__WORK REQUIRED__. Tally up the lines where the string "радиата" appears; reply with the number only.

__SOURCE MATERIAL__.
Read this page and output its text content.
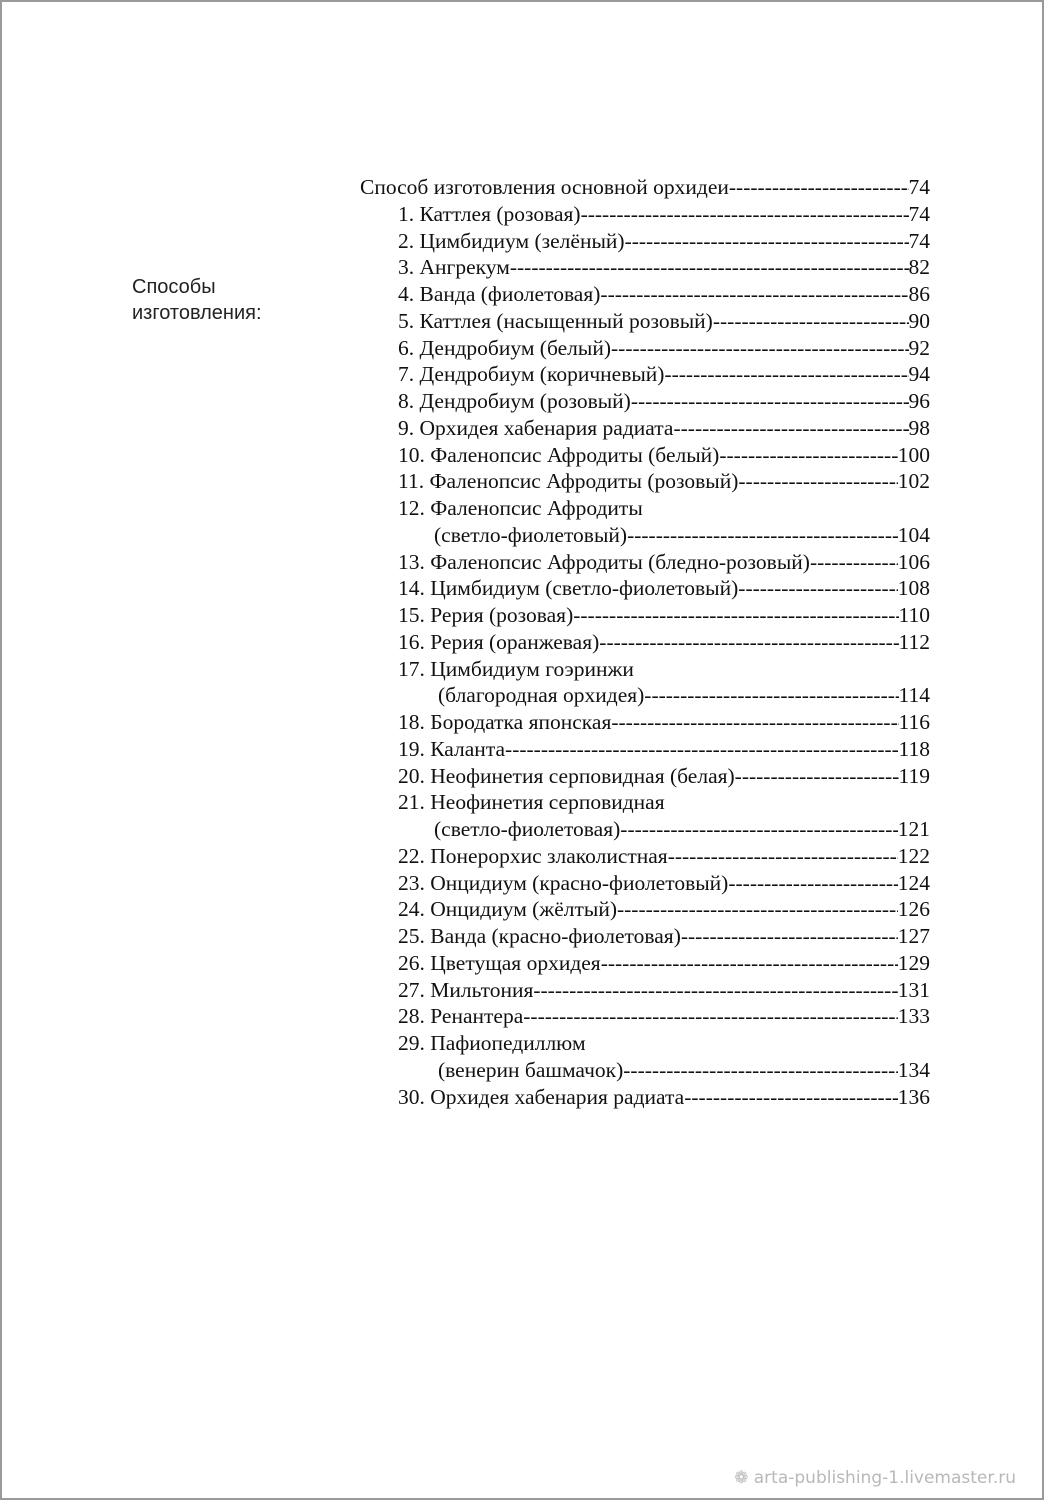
Способы
изготовления:
Способ изготовления основной орхидеи -----	74
1. Каттлея (розовая) -----	74
2. Цимбидиум (зелёный) -----	74
3. Ангрекум -----	82
4. Ванда (фиолетовая) -----	86
5. Каттлея (насыщенный розовый) -----	90
6. Дендробиум (белый) -----	92
7. Дендробиум (коричневый) -----	94
8. Дендробиум (розовый) -----	96
9. Орхидея хабенария радиата -----	98
10. Фаленопсис Афродиты (белый) -----	100
11. Фаленопсис Афродиты (розовый) -----	102
12. Фаленопсис Афродиты
(светло-фиолетовый) -----	104
13. Фаленопсис Афродиты (бледно-розовый) -----	106
14. Цимбидиум (светло-фиолетовый) -----	108
15. Рерия (розовая) -----	110
16. Рерия (оранжевая) -----	112
17. Цимбидиум гоэринжи
(благородная орхидея) -----	114
18. Бородатка японская -----	116
19. Каланта -----	118
20. Неофинетия серповидная (белая) -----	119
21. Неофинетия серповидная
(светло-фиолетовая) -----	121
22. Понерорхис злаколистная -----	122
23. Онцидиум (красно-фиолетовый) -----	124
24. Онцидиум (жёлтый) -----	126
25. Ванда (красно-фиолетовая) -----	127
26. Цветущая орхидея -----	129
27. Мильтония -----	131
28. Ренантера -----	133
29. Пафиопедиллюм
(венерин башмачок) -----	134
30. Орхидея хабенария радиата -----	136
❁ arta-publishing-1.livemaster.ru
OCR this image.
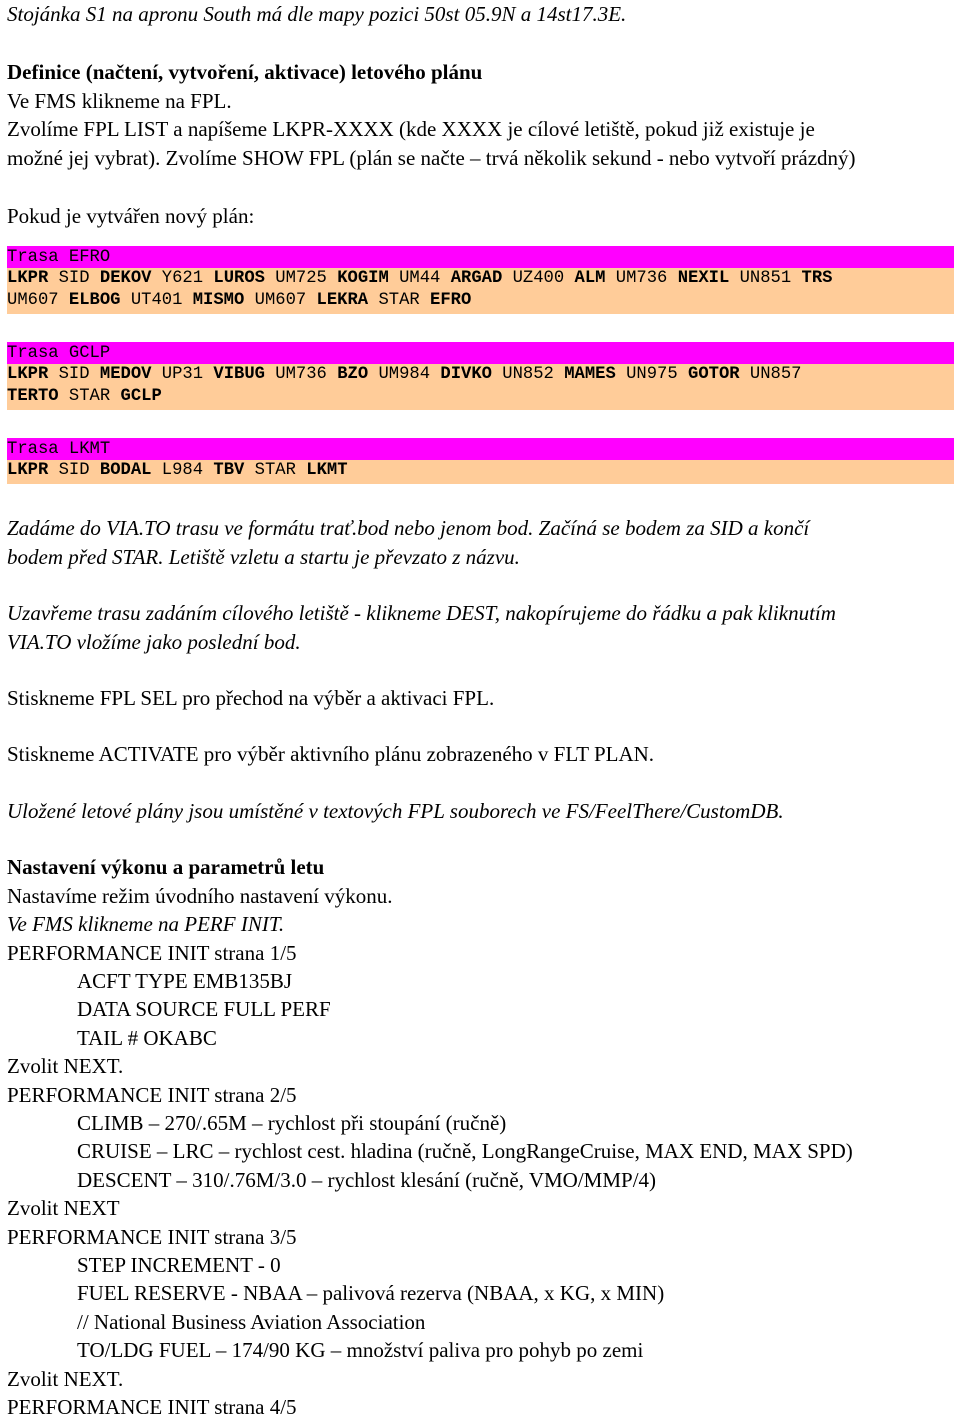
Stojánka S1 na apronu South má dle mapy pozici 50st 05.9N a 14st17.3E.
Definice (načtení, vytvoření, aktivace) letového plánu
Ve FMS klikneme na FPL.
Zvolíme FPL LIST a napíšeme LKPR-XXXX (kde XXXX je cílové letiště, pokud již existuje je
možné jej vybrat). Zvolíme SHOW FPL (plán se načte – trvá několik sekund - nebo vytvoří prázdný)
Pokud je vytvářen nový plán:
Trasa EFRO
LKPR SID DEKOV Y621 LUROS UM725 KOGIM UM44 ARGAD UZ400 ALM UM736 NEXIL UN851 TRS
UM607 ELBOG UT401 MISMO UM607 LEKRA STAR EFRO
Trasa GCLP
LKPR SID MEDOV UP31 VIBUG UM736 BZO UM984 DIVKO UN852 MAMES UN975 GOTOR UN857
TERTO STAR GCLP
Trasa LKMT
LKPR SID BODAL L984 TBV STAR LKMT
Zadáme do VIA.TO trasu ve formátu trať.bod nebo jenom bod. Začíná se bodem za SID a končí
bodem před STAR. Letiště vzletu a startu je převzato z názvu.
Uzavřeme trasu zadáním cílového letiště - klikneme DEST, nakopírujeme do řádku a pak kliknutím
VIA.TO vložíme jako poslední bod.
Stiskneme FPL SEL pro přechod na výběr a aktivaci FPL.
Stiskneme ACTIVATE pro výběr aktivního plánu zobrazeného v FLT PLAN.
Uložené letové plány jsou umístěné v textových FPL souborech ve FS/FeelThere/CustomDB.
Nastavení výkonu a parametrů letu
Nastavíme režim úvodního nastavení výkonu.
Ve FMS klikneme na PERF INIT.
PERFORMANCE INIT strana 1/5
ACFT TYPE EMB135BJ
DATA SOURCE FULL PERF
TAIL # OKABC
Zvolit NEXT.
PERFORMANCE INIT strana 2/5
CLIMB – 270/.65M – rychlost při stoupání (ručně)
CRUISE – LRC – rychlost cest. hladina (ručně, LongRangeCruise, MAX END, MAX SPD)
DESCENT – 310/.76M/3.0 – rychlost klesání (ručně, VMO/MMP/4)
Zvolit NEXT
PERFORMANCE INIT strana 3/5
STEP INCREMENT - 0
FUEL RESERVE - NBAA – palivová rezerva (NBAA, x KG, x MIN)
// National Business Aviation Association
TO/LDG FUEL – 174/90 KG – množství paliva pro pohyb po zemi
Zvolit NEXT.
PERFORMANCE INIT strana 4/5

__THE REPLY__. 2